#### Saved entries

* * *

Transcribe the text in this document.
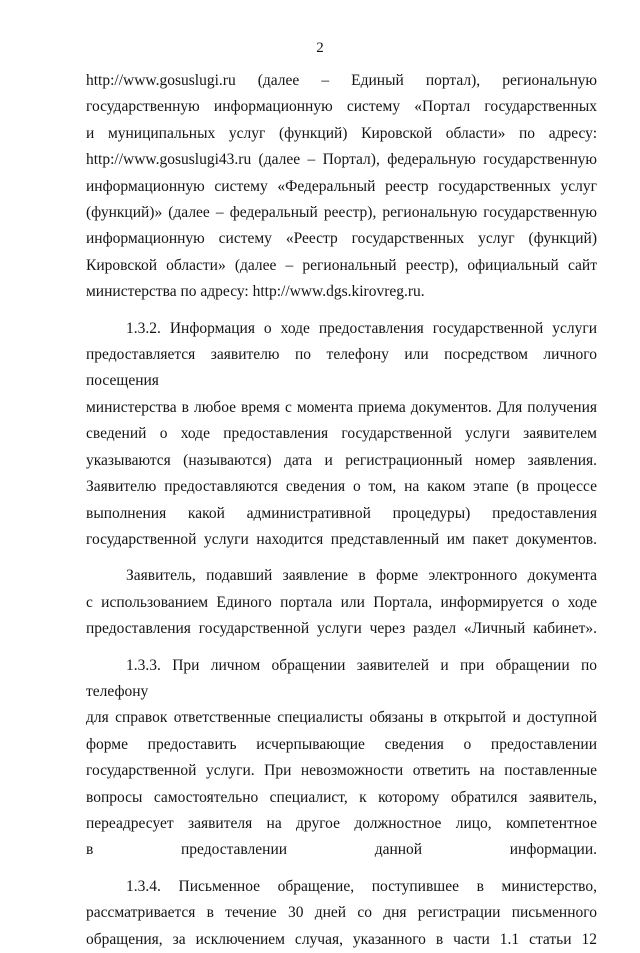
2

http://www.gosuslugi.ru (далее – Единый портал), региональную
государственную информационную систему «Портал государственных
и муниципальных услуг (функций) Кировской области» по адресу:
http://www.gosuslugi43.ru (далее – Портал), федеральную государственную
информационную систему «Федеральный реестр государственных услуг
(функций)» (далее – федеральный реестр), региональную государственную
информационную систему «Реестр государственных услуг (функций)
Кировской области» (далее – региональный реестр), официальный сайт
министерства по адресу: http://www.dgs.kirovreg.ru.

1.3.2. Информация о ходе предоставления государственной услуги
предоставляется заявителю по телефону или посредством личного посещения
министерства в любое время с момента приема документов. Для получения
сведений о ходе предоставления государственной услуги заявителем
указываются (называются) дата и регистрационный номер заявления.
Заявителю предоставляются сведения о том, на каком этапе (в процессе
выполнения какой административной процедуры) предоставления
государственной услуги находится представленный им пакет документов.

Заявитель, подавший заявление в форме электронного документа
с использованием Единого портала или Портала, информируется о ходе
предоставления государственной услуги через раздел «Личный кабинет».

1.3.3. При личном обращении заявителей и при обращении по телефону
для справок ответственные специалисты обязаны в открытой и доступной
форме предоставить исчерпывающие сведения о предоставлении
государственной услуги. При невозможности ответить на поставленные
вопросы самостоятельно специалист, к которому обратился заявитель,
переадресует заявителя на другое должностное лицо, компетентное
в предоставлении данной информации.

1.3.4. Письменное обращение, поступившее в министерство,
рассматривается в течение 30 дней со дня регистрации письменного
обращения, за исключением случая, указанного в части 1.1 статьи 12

* * *

#### Problem description
Using the records above, pull out each line where the word "Кировской" occurs.

#### Response to the task
и муниципальных услуг (функций) Кировской области» по адресу:
Кировской области» (далее – региональный реестр), официальный сайт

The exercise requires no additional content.